_PROBLEM REQUIREMENTS:_
Copy out the listing in full, exactly as written, but not its pictures.

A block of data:
-*-

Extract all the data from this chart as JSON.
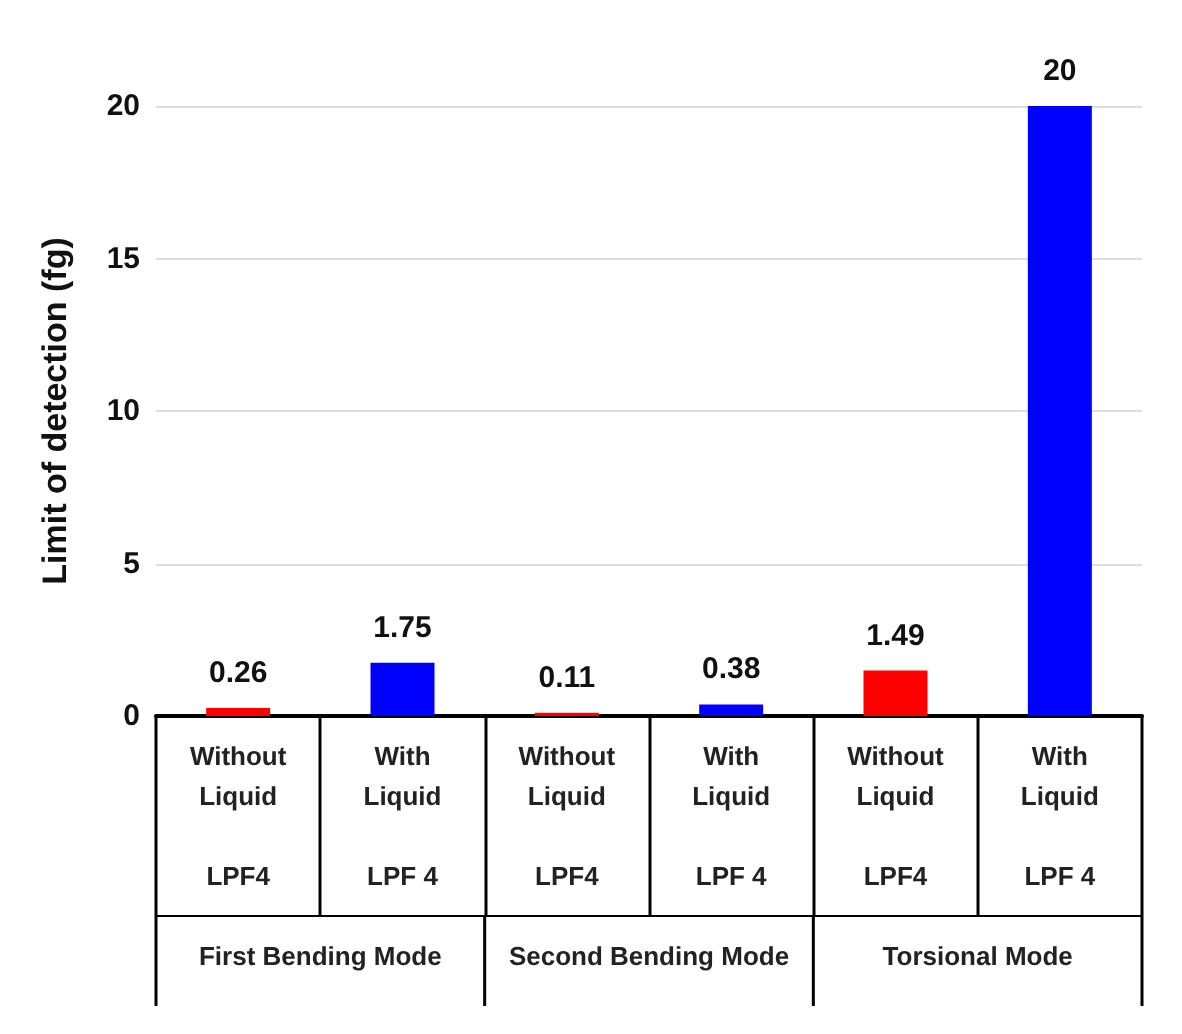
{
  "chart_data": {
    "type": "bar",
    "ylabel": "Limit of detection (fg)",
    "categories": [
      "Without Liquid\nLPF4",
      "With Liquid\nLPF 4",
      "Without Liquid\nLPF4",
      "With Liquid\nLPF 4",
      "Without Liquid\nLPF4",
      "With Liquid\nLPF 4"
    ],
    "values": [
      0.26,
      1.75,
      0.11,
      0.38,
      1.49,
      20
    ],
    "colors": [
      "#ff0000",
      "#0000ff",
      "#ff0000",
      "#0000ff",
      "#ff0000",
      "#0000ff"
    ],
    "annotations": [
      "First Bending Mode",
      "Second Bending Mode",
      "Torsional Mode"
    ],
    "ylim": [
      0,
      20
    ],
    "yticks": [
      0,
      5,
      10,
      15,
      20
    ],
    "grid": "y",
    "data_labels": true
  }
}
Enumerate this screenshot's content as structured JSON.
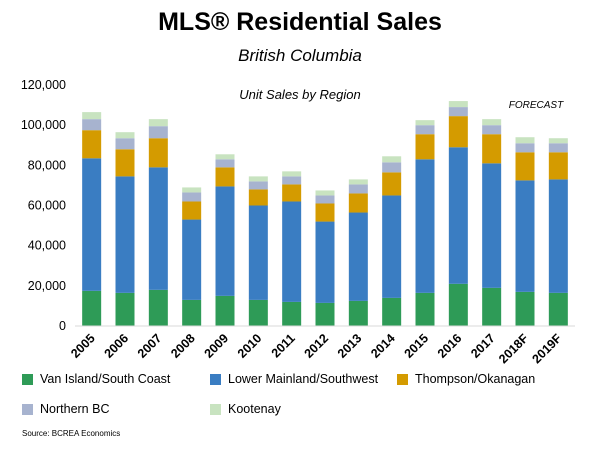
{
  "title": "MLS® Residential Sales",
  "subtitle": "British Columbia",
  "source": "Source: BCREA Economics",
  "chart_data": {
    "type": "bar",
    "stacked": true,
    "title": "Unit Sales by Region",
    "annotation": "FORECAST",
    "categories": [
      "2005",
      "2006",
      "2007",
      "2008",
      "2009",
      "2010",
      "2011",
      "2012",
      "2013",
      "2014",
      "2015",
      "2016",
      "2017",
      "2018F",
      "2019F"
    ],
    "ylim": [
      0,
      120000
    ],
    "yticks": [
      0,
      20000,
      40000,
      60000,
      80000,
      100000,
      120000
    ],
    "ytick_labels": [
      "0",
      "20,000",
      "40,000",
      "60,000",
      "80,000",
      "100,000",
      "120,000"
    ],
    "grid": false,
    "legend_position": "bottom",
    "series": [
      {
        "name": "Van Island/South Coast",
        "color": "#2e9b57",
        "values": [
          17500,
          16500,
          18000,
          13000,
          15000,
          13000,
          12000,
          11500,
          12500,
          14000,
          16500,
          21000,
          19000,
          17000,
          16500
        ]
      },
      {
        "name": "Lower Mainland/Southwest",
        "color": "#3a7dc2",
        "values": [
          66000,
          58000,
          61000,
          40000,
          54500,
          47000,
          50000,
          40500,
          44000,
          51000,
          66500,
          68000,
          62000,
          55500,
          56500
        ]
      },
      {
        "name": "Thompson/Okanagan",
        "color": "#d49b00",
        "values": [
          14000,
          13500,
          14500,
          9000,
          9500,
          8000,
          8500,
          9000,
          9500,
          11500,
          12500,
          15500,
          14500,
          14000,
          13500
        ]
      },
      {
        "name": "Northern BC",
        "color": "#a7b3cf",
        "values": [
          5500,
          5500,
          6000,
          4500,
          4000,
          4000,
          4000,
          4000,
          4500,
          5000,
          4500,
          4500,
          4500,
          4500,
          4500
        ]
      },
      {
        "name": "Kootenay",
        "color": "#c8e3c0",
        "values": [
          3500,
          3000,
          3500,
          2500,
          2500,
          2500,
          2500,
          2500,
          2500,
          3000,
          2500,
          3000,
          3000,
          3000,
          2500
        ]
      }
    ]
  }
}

-*-

_FULL SOLUTION:_
Extract all the data from this chart as JSON.
{
  "chart_data": {
    "type": "bar",
    "ylabel": "Limit of detection (fg)",
    "categories": [
      "Without Liquid\nLPF4",
      "With Liquid\nLPF 4",
      "Without Liquid\nLPF4",
      "With Liquid\nLPF 4",
      "Without Liquid\nLPF4",
      "With Liquid\nLPF 4"
    ],
    "values": [
      0.26,
      1.75,
      0.11,
      0.38,
      1.49,
      20
    ],
    "colors": [
      "#ff0000",
      "#0000ff",
      "#ff0000",
      "#0000ff",
      "#ff0000",
      "#0000ff"
    ],
    "annotations": [
      "First Bending Mode",
      "Second Bending Mode",
      "Torsional Mode"
    ],
    "ylim": [
      0,
      20
    ],
    "yticks": [
      0,
      5,
      10,
      15,
      20
    ],
    "grid": "y",
    "data_labels": true
  }
}
Enumerate this screenshot's content as structured JSON.
{
  "title": "MLS® Residential Sales",
  "subtitle": "British Columbia",
  "source": "Source: BCREA Economics",
  "chart_data": {
    "type": "bar",
    "stacked": true,
    "title": "Unit Sales by Region",
    "annotation": "FORECAST",
    "categories": [
      "2005",
      "2006",
      "2007",
      "2008",
      "2009",
      "2010",
      "2011",
      "2012",
      "2013",
      "2014",
      "2015",
      "2016",
      "2017",
      "2018F",
      "2019F"
    ],
    "ylim": [
      0,
      120000
    ],
    "yticks": [
      0,
      20000,
      40000,
      60000,
      80000,
      100000,
      120000
    ],
    "ytick_labels": [
      "0",
      "20,000",
      "40,000",
      "60,000",
      "80,000",
      "100,000",
      "120,000"
    ],
    "grid": false,
    "legend_position": "bottom",
    "series": [
      {
        "name": "Van Island/South Coast",
        "color": "#2e9b57",
        "values": [
          17500,
          16500,
          18000,
          13000,
          15000,
          13000,
          12000,
          11500,
          12500,
          14000,
          16500,
          21000,
          19000,
          17000,
          16500
        ]
      },
      {
        "name": "Lower Mainland/Southwest",
        "color": "#3a7dc2",
        "values": [
          66000,
          58000,
          61000,
          40000,
          54500,
          47000,
          50000,
          40500,
          44000,
          51000,
          66500,
          68000,
          62000,
          55500,
          56500
        ]
      },
      {
        "name": "Thompson/Okanagan",
        "color": "#d49b00",
        "values": [
          14000,
          13500,
          14500,
          9000,
          9500,
          8000,
          8500,
          9000,
          9500,
          11500,
          12500,
          15500,
          14500,
          14000,
          13500
        ]
      },
      {
        "name": "Northern BC",
        "color": "#a7b3cf",
        "values": [
          5500,
          5500,
          6000,
          4500,
          4000,
          4000,
          4000,
          4000,
          4500,
          5000,
          4500,
          4500,
          4500,
          4500,
          4500
        ]
      },
      {
        "name": "Kootenay",
        "color": "#c8e3c0",
        "values": [
          3500,
          3000,
          3500,
          2500,
          2500,
          2500,
          2500,
          2500,
          2500,
          3000,
          2500,
          3000,
          3000,
          3000,
          2500
        ]
      }
    ]
  }
}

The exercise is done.